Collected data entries
***
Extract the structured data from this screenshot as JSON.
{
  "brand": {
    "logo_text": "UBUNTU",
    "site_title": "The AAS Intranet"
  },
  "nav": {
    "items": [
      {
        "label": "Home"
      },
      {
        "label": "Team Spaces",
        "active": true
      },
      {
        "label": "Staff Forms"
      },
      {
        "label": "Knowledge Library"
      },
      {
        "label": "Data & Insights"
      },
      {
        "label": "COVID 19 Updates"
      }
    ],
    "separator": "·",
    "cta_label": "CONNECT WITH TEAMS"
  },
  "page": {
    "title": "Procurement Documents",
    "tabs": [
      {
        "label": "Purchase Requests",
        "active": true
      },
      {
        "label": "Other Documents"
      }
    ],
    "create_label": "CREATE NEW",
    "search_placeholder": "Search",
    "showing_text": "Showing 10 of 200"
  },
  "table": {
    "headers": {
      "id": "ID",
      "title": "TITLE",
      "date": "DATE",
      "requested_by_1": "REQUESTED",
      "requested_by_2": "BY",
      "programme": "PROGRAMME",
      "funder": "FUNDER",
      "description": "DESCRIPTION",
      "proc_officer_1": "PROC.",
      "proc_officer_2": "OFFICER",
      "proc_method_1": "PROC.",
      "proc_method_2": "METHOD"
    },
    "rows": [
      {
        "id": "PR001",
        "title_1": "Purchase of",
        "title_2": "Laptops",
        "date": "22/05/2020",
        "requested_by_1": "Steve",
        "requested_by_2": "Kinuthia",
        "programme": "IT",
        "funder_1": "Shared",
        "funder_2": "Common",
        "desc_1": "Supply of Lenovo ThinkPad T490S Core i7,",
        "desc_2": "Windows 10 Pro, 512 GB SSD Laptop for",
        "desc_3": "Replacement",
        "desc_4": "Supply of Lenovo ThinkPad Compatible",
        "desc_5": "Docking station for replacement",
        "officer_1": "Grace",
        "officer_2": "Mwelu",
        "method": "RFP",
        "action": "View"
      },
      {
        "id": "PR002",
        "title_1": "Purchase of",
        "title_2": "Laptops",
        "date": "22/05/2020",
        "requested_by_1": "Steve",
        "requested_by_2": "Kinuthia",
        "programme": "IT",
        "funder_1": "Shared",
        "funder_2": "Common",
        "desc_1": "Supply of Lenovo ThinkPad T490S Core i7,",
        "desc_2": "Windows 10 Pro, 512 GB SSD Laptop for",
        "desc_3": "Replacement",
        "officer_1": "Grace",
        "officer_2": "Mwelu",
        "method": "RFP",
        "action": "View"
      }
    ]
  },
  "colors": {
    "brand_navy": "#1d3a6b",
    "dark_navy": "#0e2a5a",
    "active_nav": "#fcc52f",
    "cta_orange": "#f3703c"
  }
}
***
**The request:** Reproduce each record exactly, leaving nothing out.

**Response:**
Extract the structured data from this screenshot as JSON.
{
  "brand": {
    "logo_text": "UBUNTU",
    "site_title": "The AAS Intranet"
  },
  "nav": {
    "items": [
      {
        "label": "Home"
      },
      {
        "label": "Team Spaces",
        "active": true
      },
      {
        "label": "Staff Forms"
      },
      {
        "label": "Knowledge Library"
      },
      {
        "label": "Data & Insights"
      },
      {
        "label": "COVID 19 Updates"
      }
    ],
    "separator": "·",
    "cta_label": "CONNECT WITH TEAMS"
  },
  "page": {
    "title": "Procurement Documents",
    "tabs": [
      {
        "label": "Purchase Requests",
        "active": true
      },
      {
        "label": "Other Documents"
      }
    ],
    "create_label": "CREATE NEW",
    "search_placeholder": "Search",
    "showing_text": "Showing 10 of 200"
  },
  "table": {
    "headers": {
      "id": "ID",
      "title": "TITLE",
      "date": "DATE",
      "requested_by_1": "REQUESTED",
      "requested_by_2": "BY",
      "programme": "PROGRAMME",
      "funder": "FUNDER",
      "description": "DESCRIPTION",
      "proc_officer_1": "PROC.",
      "proc_officer_2": "OFFICER",
      "proc_method_1": "PROC.",
      "proc_method_2": "METHOD"
    },
    "rows": [
      {
        "id": "PR001",
        "title_1": "Purchase of",
        "title_2": "Laptops",
        "date": "22/05/2020",
        "requested_by_1": "Steve",
        "requested_by_2": "Kinuthia",
        "programme": "IT",
        "funder_1": "Shared",
        "funder_2": "Common",
        "desc_1": "Supply of Lenovo ThinkPad T490S Core i7,",
        "desc_2": "Windows 10 Pro, 512 GB SSD Laptop for",
        "desc_3": "Replacement",
        "desc_4": "Supply of Lenovo ThinkPad Compatible",
        "desc_5": "Docking station for replacement",
        "officer_1": "Grace",
        "officer_2": "Mwelu",
        "method": "RFP",
        "action": "View"
      },
      {
        "id": "PR002",
        "title_1": "Purchase of",
        "title_2": "Laptops",
        "date": "22/05/2020",
        "requested_by_1": "Steve",
        "requested_by_2": "Kinuthia",
        "programme": "IT",
        "funder_1": "Shared",
        "funder_2": "Common",
        "desc_1": "Supply of Lenovo ThinkPad T490S Core i7,",
        "desc_2": "Windows 10 Pro, 512 GB SSD Laptop for",
        "desc_3": "Replacement",
        "officer_1": "Grace",
        "officer_2": "Mwelu",
        "method": "RFP",
        "action": "View"
      }
    ]
  },
  "colors": {
    "brand_navy": "#1d3a6b",
    "dark_navy": "#0e2a5a",
    "active_nav": "#fcc52f",
    "cta_orange": "#f3703c"
  }
}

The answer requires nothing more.